_Task requirements_
In the text about deciding when to fish on the Pacific Hake Survey, how long is the Shimada and how much does it weigh?

Page text below:

The third part of this decision making process is the most variable…what is currently happening. As the boat travels and the sounders are sending out the trio of wavelengths an image of the ocean shelf is created. The scientists are able to see topography and measure the depths of the shelf’s different contours. The Shimada is a 209 foot long boat weighing over 2,400 tons. When deciding to trawl for hake that we suspect are present because of backscatter sign in the echogram the scientists and Commanding Officer always consider the depth to bottom, contours, wind and the maneuverability of the ship. Deploying the Aleutian Wing Trawl (AWT) net to catch hake is a task that involves cooperation and communication between the deck crew, Boatswain, bridge officers and the Chief Scientist. When RT sees a sign on the echogram that she wants to fish, she and Commanding Officer Kunicki quickly discuss the approach, wind direction and depth to get an idea on how the net will be affected and how close the ship can get to the exact sign that she wants to sample.
This is my bare bones description of the process that goes into deciding when to fish on Leg 5 of the Pacific Hake Survey. Stay tuned to see what we learn from comparing the echogram of sign to the actual yield from the AWT fishing net.
This ship is filled with kind, creative and industrious people. I am reminded of this constantly and appreciate this often. To me it is astounding to consider all the work and thought that is involved in a fifteen-day research survey at sea. This is a science survey so there are specific tools, computer programs and labs that must run well. To me, coming in with a science focus, this is most obvious. What I am blown away by are all of the additional layers that work together to make science even possible on this successful voyage. There are several teams at play: engineering, technology, deck, science and the bridge officers. Engineers are constantly maintaining engines, generators (this ship has 4), plumbing, ventilation and so much more. I had a tour today with Engineering Chief Sabrina Taraboletti that I am still trying to process through.

End of Page text.
Dataset excerpts below:

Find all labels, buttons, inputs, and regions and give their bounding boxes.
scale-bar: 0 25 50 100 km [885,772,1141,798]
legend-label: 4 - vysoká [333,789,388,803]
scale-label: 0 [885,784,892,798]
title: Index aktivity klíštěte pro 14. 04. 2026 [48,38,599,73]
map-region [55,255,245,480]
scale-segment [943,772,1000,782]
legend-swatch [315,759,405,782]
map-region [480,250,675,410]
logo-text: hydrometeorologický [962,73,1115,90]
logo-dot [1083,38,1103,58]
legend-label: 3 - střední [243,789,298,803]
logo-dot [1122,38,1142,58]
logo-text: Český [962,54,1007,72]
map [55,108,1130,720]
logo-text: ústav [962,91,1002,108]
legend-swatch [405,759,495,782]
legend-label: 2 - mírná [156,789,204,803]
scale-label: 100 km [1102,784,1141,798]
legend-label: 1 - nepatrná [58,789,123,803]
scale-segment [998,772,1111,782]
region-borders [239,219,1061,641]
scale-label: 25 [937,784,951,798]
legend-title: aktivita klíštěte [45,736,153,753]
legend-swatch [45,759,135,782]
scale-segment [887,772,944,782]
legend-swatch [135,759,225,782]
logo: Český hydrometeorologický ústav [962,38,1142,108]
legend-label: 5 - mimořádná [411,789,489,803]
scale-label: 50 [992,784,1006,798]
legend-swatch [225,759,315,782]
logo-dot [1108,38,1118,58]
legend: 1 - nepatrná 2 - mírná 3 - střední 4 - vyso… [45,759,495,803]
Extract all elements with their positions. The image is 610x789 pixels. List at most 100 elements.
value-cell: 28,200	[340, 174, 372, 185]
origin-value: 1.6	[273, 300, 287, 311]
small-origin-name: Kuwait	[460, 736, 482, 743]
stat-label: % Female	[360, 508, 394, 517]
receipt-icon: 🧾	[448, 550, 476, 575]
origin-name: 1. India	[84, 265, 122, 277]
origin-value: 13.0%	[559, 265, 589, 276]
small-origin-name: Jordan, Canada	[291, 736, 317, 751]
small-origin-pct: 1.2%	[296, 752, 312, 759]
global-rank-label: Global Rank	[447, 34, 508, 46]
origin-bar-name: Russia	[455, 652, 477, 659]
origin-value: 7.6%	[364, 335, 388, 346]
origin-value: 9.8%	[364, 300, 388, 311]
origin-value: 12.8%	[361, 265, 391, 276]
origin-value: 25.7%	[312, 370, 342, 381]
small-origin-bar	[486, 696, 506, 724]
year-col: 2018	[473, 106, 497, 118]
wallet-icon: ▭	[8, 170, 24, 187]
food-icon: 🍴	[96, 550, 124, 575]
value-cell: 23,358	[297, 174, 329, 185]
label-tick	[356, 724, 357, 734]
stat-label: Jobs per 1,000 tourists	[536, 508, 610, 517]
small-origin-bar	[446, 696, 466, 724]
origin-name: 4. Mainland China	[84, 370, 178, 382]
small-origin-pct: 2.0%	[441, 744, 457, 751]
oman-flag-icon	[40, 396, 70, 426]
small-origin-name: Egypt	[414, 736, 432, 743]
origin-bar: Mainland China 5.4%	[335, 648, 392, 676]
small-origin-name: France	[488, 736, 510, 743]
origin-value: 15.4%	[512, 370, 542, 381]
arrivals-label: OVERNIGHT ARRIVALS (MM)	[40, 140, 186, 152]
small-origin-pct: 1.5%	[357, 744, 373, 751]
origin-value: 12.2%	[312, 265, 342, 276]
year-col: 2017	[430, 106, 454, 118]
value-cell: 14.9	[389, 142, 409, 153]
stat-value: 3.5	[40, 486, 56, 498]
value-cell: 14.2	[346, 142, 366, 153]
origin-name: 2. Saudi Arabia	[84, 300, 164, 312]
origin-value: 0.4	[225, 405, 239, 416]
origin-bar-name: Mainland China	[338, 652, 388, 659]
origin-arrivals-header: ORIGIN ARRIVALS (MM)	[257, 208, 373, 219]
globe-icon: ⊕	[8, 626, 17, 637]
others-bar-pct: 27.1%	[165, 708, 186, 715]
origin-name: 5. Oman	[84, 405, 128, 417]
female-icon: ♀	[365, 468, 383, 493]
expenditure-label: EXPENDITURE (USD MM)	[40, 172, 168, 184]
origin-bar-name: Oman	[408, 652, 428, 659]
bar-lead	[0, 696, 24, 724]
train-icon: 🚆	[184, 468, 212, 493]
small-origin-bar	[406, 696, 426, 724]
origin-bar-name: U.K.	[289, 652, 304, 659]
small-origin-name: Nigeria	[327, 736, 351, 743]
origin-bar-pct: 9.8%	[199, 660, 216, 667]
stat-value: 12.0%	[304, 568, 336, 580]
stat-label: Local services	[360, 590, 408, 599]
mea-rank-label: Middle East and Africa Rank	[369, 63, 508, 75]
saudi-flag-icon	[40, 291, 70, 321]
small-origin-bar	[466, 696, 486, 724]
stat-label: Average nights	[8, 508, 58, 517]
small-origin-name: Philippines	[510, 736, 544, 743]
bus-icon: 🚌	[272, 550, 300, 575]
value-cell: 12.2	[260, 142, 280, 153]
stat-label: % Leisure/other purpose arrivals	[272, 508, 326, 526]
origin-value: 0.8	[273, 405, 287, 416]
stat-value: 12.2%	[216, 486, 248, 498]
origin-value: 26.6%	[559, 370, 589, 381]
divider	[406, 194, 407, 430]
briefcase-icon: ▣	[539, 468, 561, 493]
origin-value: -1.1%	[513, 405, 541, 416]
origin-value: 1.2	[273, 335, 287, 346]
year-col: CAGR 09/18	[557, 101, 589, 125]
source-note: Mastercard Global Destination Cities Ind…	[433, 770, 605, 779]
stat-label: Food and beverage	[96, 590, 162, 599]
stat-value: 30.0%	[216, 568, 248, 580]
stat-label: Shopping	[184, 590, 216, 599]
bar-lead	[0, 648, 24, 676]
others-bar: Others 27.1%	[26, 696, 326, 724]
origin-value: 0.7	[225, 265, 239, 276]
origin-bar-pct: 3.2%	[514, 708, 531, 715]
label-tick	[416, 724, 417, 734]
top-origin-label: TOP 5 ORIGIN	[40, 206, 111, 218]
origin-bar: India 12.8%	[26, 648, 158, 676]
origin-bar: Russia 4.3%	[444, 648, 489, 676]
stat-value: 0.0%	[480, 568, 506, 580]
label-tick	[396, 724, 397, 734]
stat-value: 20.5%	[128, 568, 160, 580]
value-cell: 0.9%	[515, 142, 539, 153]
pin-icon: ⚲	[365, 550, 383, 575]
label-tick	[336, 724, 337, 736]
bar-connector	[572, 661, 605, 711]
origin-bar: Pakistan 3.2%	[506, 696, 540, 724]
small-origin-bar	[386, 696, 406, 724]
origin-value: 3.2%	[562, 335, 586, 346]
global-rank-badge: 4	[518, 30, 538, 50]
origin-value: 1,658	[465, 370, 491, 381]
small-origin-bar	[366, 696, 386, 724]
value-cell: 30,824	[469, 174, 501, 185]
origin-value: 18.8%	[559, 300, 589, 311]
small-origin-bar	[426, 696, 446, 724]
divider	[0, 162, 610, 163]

End of Dataset excerpts.

_Answer area_
The Shimada is 209 feet long and weighs over 2,400 tons.